| Aim of the exercise |
Every line of the material that follows must be printed again exactly.

Data entries:
'''
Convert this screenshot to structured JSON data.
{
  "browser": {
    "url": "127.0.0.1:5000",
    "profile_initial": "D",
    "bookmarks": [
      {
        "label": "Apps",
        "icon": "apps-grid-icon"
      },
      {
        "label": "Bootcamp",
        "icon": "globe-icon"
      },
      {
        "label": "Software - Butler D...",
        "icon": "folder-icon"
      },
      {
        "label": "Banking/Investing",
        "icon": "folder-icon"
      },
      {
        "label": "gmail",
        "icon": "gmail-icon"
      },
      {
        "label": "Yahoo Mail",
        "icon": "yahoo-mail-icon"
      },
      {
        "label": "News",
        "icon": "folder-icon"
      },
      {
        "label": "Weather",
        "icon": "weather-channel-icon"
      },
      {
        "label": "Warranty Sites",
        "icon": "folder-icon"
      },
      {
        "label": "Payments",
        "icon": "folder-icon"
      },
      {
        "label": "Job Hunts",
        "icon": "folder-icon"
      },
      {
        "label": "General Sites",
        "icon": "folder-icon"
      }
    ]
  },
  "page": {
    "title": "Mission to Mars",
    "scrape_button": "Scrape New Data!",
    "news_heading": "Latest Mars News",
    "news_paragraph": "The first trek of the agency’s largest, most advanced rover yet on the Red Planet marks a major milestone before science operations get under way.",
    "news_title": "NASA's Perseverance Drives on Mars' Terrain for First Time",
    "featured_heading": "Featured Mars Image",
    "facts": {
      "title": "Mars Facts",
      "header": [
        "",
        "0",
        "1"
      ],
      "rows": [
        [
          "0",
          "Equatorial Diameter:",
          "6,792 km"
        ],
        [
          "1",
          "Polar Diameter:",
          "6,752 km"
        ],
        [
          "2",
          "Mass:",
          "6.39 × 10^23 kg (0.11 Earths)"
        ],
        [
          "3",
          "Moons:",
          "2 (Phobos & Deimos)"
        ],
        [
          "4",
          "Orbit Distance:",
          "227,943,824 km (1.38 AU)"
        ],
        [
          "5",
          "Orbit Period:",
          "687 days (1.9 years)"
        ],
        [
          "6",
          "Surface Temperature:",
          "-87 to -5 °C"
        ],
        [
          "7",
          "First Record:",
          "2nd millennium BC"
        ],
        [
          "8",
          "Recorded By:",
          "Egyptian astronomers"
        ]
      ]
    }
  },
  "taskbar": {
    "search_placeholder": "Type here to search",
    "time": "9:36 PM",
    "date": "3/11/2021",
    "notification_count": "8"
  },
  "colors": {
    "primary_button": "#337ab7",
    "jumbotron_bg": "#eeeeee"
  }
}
'''
| Output |
Convert this screenshot to structured JSON data.
{
  "browser": {
    "url": "127.0.0.1:5000",
    "profile_initial": "D",
    "bookmarks": [
      {
        "label": "Apps",
        "icon": "apps-grid-icon"
      },
      {
        "label": "Bootcamp",
        "icon": "globe-icon"
      },
      {
        "label": "Software - Butler D...",
        "icon": "folder-icon"
      },
      {
        "label": "Banking/Investing",
        "icon": "folder-icon"
      },
      {
        "label": "gmail",
        "icon": "gmail-icon"
      },
      {
        "label": "Yahoo Mail",
        "icon": "yahoo-mail-icon"
      },
      {
        "label": "News",
        "icon": "folder-icon"
      },
      {
        "label": "Weather",
        "icon": "weather-channel-icon"
      },
      {
        "label": "Warranty Sites",
        "icon": "folder-icon"
      },
      {
        "label": "Payments",
        "icon": "folder-icon"
      },
      {
        "label": "Job Hunts",
        "icon": "folder-icon"
      },
      {
        "label": "General Sites",
        "icon": "folder-icon"
      }
    ]
  },
  "page": {
    "title": "Mission to Mars",
    "scrape_button": "Scrape New Data!",
    "news_heading": "Latest Mars News",
    "news_paragraph": "The first trek of the agency’s largest, most advanced rover yet on the Red Planet marks a major milestone before science operations get under way.",
    "news_title": "NASA's Perseverance Drives on Mars' Terrain for First Time",
    "featured_heading": "Featured Mars Image",
    "facts": {
      "title": "Mars Facts",
      "header": [
        "",
        "0",
        "1"
      ],
      "rows": [
        [
          "0",
          "Equatorial Diameter:",
          "6,792 km"
        ],
        [
          "1",
          "Polar Diameter:",
          "6,752 km"
        ],
        [
          "2",
          "Mass:",
          "6.39 × 10^23 kg (0.11 Earths)"
        ],
        [
          "3",
          "Moons:",
          "2 (Phobos & Deimos)"
        ],
        [
          "4",
          "Orbit Distance:",
          "227,943,824 km (1.38 AU)"
        ],
        [
          "5",
          "Orbit Period:",
          "687 days (1.9 years)"
        ],
        [
          "6",
          "Surface Temperature:",
          "-87 to -5 °C"
        ],
        [
          "7",
          "First Record:",
          "2nd millennium BC"
        ],
        [
          "8",
          "Recorded By:",
          "Egyptian astronomers"
        ]
      ]
    }
  },
  "taskbar": {
    "search_placeholder": "Type here to search",
    "time": "9:36 PM",
    "date": "3/11/2021",
    "notification_count": "8"
  },
  "colors": {
    "primary_button": "#337ab7",
    "jumbotron_bg": "#eeeeee"
  }
}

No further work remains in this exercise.